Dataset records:
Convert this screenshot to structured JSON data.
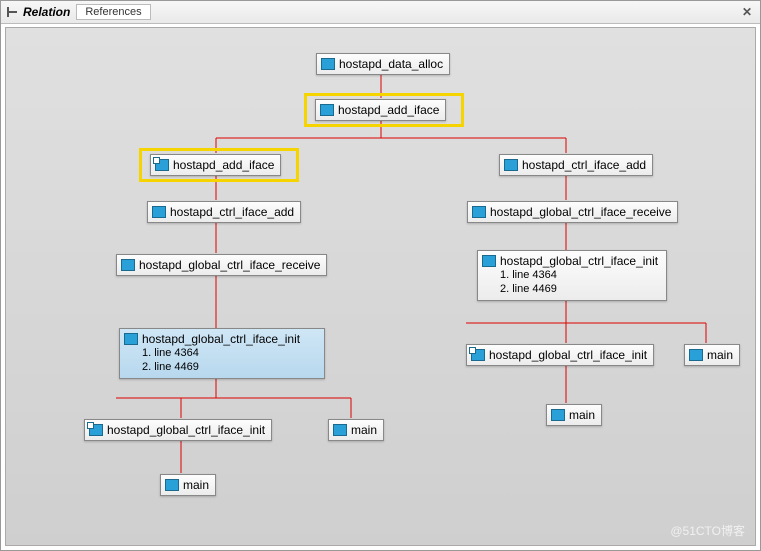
{
  "header": {
    "title": "Relation",
    "tab": "References",
    "close": "✕"
  },
  "watermark": "@51CTO博客",
  "nodes": {
    "root": {
      "label": "hostapd_data_alloc",
      "icon": "ref"
    },
    "add1": {
      "label": "hostapd_add_iface",
      "icon": "ref"
    },
    "add2": {
      "label": "hostapd_add_iface",
      "icon": "def"
    },
    "ctrlAdd_L": {
      "label": "hostapd_ctrl_iface_add",
      "icon": "ref"
    },
    "ctrlAdd_R": {
      "label": "hostapd_ctrl_iface_add",
      "icon": "ref"
    },
    "recv_L": {
      "label": "hostapd_global_ctrl_iface_receive",
      "icon": "ref"
    },
    "recv_R": {
      "label": "hostapd_global_ctrl_iface_receive",
      "icon": "ref"
    },
    "init_L": {
      "label": "hostapd_global_ctrl_iface_init",
      "icon": "ref",
      "lines": [
        "1. line 4364",
        "2. line 4469"
      ]
    },
    "init_R": {
      "label": "hostapd_global_ctrl_iface_init",
      "icon": "ref",
      "lines": [
        "1. line 4364",
        "2. line 4469"
      ]
    },
    "init_L2": {
      "label": "hostapd_global_ctrl_iface_init",
      "icon": "def"
    },
    "init_R2": {
      "label": "hostapd_global_ctrl_iface_init",
      "icon": "def"
    },
    "main_L1": {
      "label": "main",
      "icon": "ref"
    },
    "main_L2": {
      "label": "main",
      "icon": "ref"
    },
    "main_R1": {
      "label": "main",
      "icon": "ref"
    },
    "main_R2": {
      "label": "main",
      "icon": "ref"
    }
  }
}
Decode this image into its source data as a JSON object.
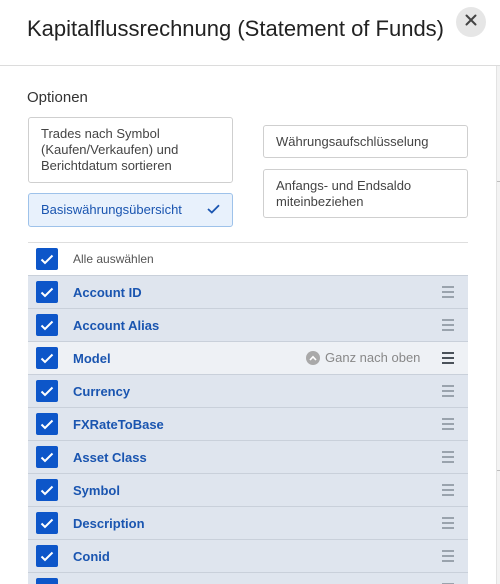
{
  "dialog": {
    "title": "Kapitalflussrechnung (Statement of Funds)"
  },
  "options": {
    "section_label": "Optionen",
    "sort_trades": "Trades nach Symbol (Kaufen/Verkaufen) und Berichtdatum sortieren",
    "base_currency_summary": "Basiswährungsübersicht",
    "currency_breakdown": "Währungsaufschlüsselung",
    "include_balances": "Anfangs- und Endsaldo miteinbeziehen"
  },
  "fields": {
    "select_all_label": "Alle auswählen",
    "move_to_top_label": "Ganz nach oben",
    "items": [
      {
        "label": "Account ID",
        "checked": true
      },
      {
        "label": "Account Alias",
        "checked": true
      },
      {
        "label": "Model",
        "checked": true
      },
      {
        "label": "Currency",
        "checked": true
      },
      {
        "label": "FXRateToBase",
        "checked": true
      },
      {
        "label": "Asset Class",
        "checked": true
      },
      {
        "label": "Symbol",
        "checked": true
      },
      {
        "label": "Description",
        "checked": true
      },
      {
        "label": "Conid",
        "checked": true
      }
    ]
  },
  "colors": {
    "accent": "#0d56c9",
    "selected_background": "#e8f1fc",
    "row_background": "#dfe5ee"
  }
}
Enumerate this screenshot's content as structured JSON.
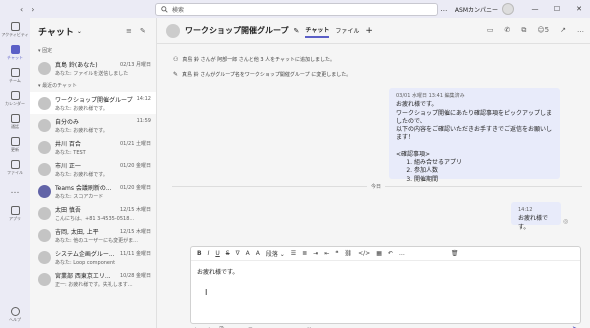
{
  "topbar": {
    "search_placeholder": "検索",
    "org_name": "ASMカンパニー",
    "more": "…",
    "minimize": "—",
    "maximize": "☐",
    "close": "✕"
  },
  "rail": {
    "items": [
      {
        "label": "アクティビティ",
        "icon": "bell-icon"
      },
      {
        "label": "チャット",
        "icon": "chat-icon"
      },
      {
        "label": "チーム",
        "icon": "teams-icon"
      },
      {
        "label": "カレンダー",
        "icon": "calendar-icon"
      },
      {
        "label": "通話",
        "icon": "phone-icon"
      },
      {
        "label": "更新",
        "icon": "feed-icon"
      },
      {
        "label": "ファイル",
        "icon": "file-icon"
      },
      {
        "label": "…",
        "icon": "more-icon"
      },
      {
        "label": "アプリ",
        "icon": "apps-icon"
      }
    ],
    "help": "ヘルプ"
  },
  "chatlist": {
    "title": "チャット",
    "pinned_label": "固定",
    "recent_label": "最近のチャット",
    "pinned": [
      {
        "name": "真島 鈴(あなた)",
        "sub": "あなた: ファイルを送信しました",
        "date": "02/13 月曜日"
      }
    ],
    "recent": [
      {
        "name": "ワークショップ開催グループ",
        "sub": "あなた: お疲れ様です。",
        "date": "14:12"
      },
      {
        "name": "自分のみ",
        "sub": "あなた: お疲れ様です。",
        "date": "11:59"
      },
      {
        "name": "井川 百合",
        "sub": "あなた: TEST",
        "date": "01/21 土曜日"
      },
      {
        "name": "市川 正一",
        "sub": "あなた: お疲れ様です。",
        "date": "01/20 金曜日"
      },
      {
        "name": "Teams 会議刷新の...",
        "sub": "あなた: スコアカード",
        "date": "01/20 金曜日"
      },
      {
        "name": "太田 慎吾",
        "sub": "こんにちは、+81 3-4535-0518...",
        "date": "12/15 木曜日"
      },
      {
        "name": "吉岡, 太田, 上平",
        "sub": "あなた: 他のユーザーにも変更がま...",
        "date": "12/15 木曜日"
      },
      {
        "name": "システム企画グルー...",
        "sub": "あなた: Loop component",
        "date": "11/11 金曜日"
      },
      {
        "name": "宮業部 西東京エリ...",
        "sub": "正一: お疲れ様です。失礼します...",
        "date": "10/28 金曜日"
      }
    ]
  },
  "chat": {
    "title": "ワークショップ開催グループ",
    "tabs": [
      "チャット",
      "ファイル"
    ],
    "add_tab": "+",
    "participants": "5",
    "system_messages": [
      "真島 鈴 さんが 阿部一郎 さんと他 3 人をチャットに追加しました。",
      "真島 鈴 さんがグループ名をワークショップ開催グループ に変更しました。"
    ],
    "msg1": {
      "meta": "03/01 水曜日 13:41  編集済み",
      "lines": [
        "お疲れ様です。",
        "ワークショップ開催にあたり確認事項をピックアップしましたので、",
        "以下の内容をご確認いただきお手すきでご返信をお願いします！",
        "",
        "<確認事項>"
      ],
      "list": [
        "組み合せるアプリ",
        "参加人数",
        "開催期間"
      ]
    },
    "divider": "今日",
    "msg2": {
      "meta": "14:12",
      "text": "お疲れ様です。"
    }
  },
  "compose": {
    "text": "お疲れ様です。",
    "style_label": "段落",
    "toolbar": [
      "B",
      "I",
      "U",
      "S",
      "∇",
      "A",
      "A"
    ]
  }
}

(Short problem):
Without the pictures, print the whole listing exactly as given.

(Finished answer):
Convert this screenshot to structured JSON data.
{
  "header": {
    "title": "Relation",
    "tab": "References",
    "close": "✕"
  },
  "watermark": "@51CTO博客",
  "nodes": {
    "root": {
      "label": "hostapd_data_alloc",
      "icon": "ref"
    },
    "add1": {
      "label": "hostapd_add_iface",
      "icon": "ref"
    },
    "add2": {
      "label": "hostapd_add_iface",
      "icon": "def"
    },
    "ctrlAdd_L": {
      "label": "hostapd_ctrl_iface_add",
      "icon": "ref"
    },
    "ctrlAdd_R": {
      "label": "hostapd_ctrl_iface_add",
      "icon": "ref"
    },
    "recv_L": {
      "label": "hostapd_global_ctrl_iface_receive",
      "icon": "ref"
    },
    "recv_R": {
      "label": "hostapd_global_ctrl_iface_receive",
      "icon": "ref"
    },
    "init_L": {
      "label": "hostapd_global_ctrl_iface_init",
      "icon": "ref",
      "lines": [
        "1. line 4364",
        "2. line 4469"
      ]
    },
    "init_R": {
      "label": "hostapd_global_ctrl_iface_init",
      "icon": "ref",
      "lines": [
        "1. line 4364",
        "2. line 4469"
      ]
    },
    "init_L2": {
      "label": "hostapd_global_ctrl_iface_init",
      "icon": "def"
    },
    "init_R2": {
      "label": "hostapd_global_ctrl_iface_init",
      "icon": "def"
    },
    "main_L1": {
      "label": "main",
      "icon": "ref"
    },
    "main_L2": {
      "label": "main",
      "icon": "ref"
    },
    "main_R1": {
      "label": "main",
      "icon": "ref"
    },
    "main_R2": {
      "label": "main",
      "icon": "ref"
    }
  }
}
Decode this image into its source data as a JSON object.
{
  "dialog": {
    "title": "Kapitalflussrechnung (Statement of Funds)"
  },
  "options": {
    "section_label": "Optionen",
    "sort_trades": "Trades nach Symbol (Kaufen/Verkaufen) und Berichtdatum sortieren",
    "base_currency_summary": "Basiswährungsübersicht",
    "currency_breakdown": "Währungsaufschlüsselung",
    "include_balances": "Anfangs- und Endsaldo miteinbeziehen"
  },
  "fields": {
    "select_all_label": "Alle auswählen",
    "move_to_top_label": "Ganz nach oben",
    "items": [
      {
        "label": "Account ID",
        "checked": true
      },
      {
        "label": "Account Alias",
        "checked": true
      },
      {
        "label": "Model",
        "checked": true
      },
      {
        "label": "Currency",
        "checked": true
      },
      {
        "label": "FXRateToBase",
        "checked": true
      },
      {
        "label": "Asset Class",
        "checked": true
      },
      {
        "label": "Symbol",
        "checked": true
      },
      {
        "label": "Description",
        "checked": true
      },
      {
        "label": "Conid",
        "checked": true
      }
    ]
  },
  "colors": {
    "accent": "#0d56c9",
    "selected_background": "#e8f1fc",
    "row_background": "#dfe5ee"
  }
}
Enumerate this screenshot's content as structured JSON.
{
  "topbar": {
    "search_placeholder": "検索",
    "org_name": "ASMカンパニー",
    "more": "…",
    "minimize": "—",
    "maximize": "☐",
    "close": "✕"
  },
  "rail": {
    "items": [
      {
        "label": "アクティビティ",
        "icon": "bell-icon"
      },
      {
        "label": "チャット",
        "icon": "chat-icon"
      },
      {
        "label": "チーム",
        "icon": "teams-icon"
      },
      {
        "label": "カレンダー",
        "icon": "calendar-icon"
      },
      {
        "label": "通話",
        "icon": "phone-icon"
      },
      {
        "label": "更新",
        "icon": "feed-icon"
      },
      {
        "label": "ファイル",
        "icon": "file-icon"
      },
      {
        "label": "…",
        "icon": "more-icon"
      },
      {
        "label": "アプリ",
        "icon": "apps-icon"
      }
    ],
    "help": "ヘルプ"
  },
  "chatlist": {
    "title": "チャット",
    "pinned_label": "固定",
    "recent_label": "最近のチャット",
    "pinned": [
      {
        "name": "真島 鈴(あなた)",
        "sub": "あなた: ファイルを送信しました",
        "date": "02/13 月曜日"
      }
    ],
    "recent": [
      {
        "name": "ワークショップ開催グループ",
        "sub": "あなた: お疲れ様です。",
        "date": "14:12"
      },
      {
        "name": "自分のみ",
        "sub": "あなた: お疲れ様です。",
        "date": "11:59"
      },
      {
        "name": "井川 百合",
        "sub": "あなた: TEST",
        "date": "01/21 土曜日"
      },
      {
        "name": "市川 正一",
        "sub": "あなた: お疲れ様です。",
        "date": "01/20 金曜日"
      },
      {
        "name": "Teams 会議刷新の...",
        "sub": "あなた: スコアカード",
        "date": "01/20 金曜日"
      },
      {
        "name": "太田 慎吾",
        "sub": "こんにちは、+81 3-4535-0518...",
        "date": "12/15 木曜日"
      },
      {
        "name": "吉岡, 太田, 上平",
        "sub": "あなた: 他のユーザーにも変更がま...",
        "date": "12/15 木曜日"
      },
      {
        "name": "システム企画グルー...",
        "sub": "あなた: Loop component",
        "date": "11/11 金曜日"
      },
      {
        "name": "宮業部 西東京エリ...",
        "sub": "正一: お疲れ様です。失礼します...",
        "date": "10/28 金曜日"
      }
    ]
  },
  "chat": {
    "title": "ワークショップ開催グループ",
    "tabs": [
      "チャット",
      "ファイル"
    ],
    "add_tab": "+",
    "participants": "5",
    "system_messages": [
      "真島 鈴 さんが 阿部一郎 さんと他 3 人をチャットに追加しました。",
      "真島 鈴 さんがグループ名をワークショップ開催グループ に変更しました。"
    ],
    "msg1": {
      "meta": "03/01 水曜日 13:41  編集済み",
      "lines": [
        "お疲れ様です。",
        "ワークショップ開催にあたり確認事項をピックアップしましたので、",
        "以下の内容をご確認いただきお手すきでご返信をお願いします！",
        "",
        "<確認事項>"
      ],
      "list": [
        "組み合せるアプリ",
        "参加人数",
        "開催期間"
      ]
    },
    "divider": "今日",
    "msg2": {
      "meta": "14:12",
      "text": "お疲れ様です。"
    }
  },
  "compose": {
    "text": "お疲れ様です。",
    "style_label": "段落",
    "toolbar": [
      "B",
      "I",
      "U",
      "S",
      "∇",
      "A",
      "A"
    ]
  }
}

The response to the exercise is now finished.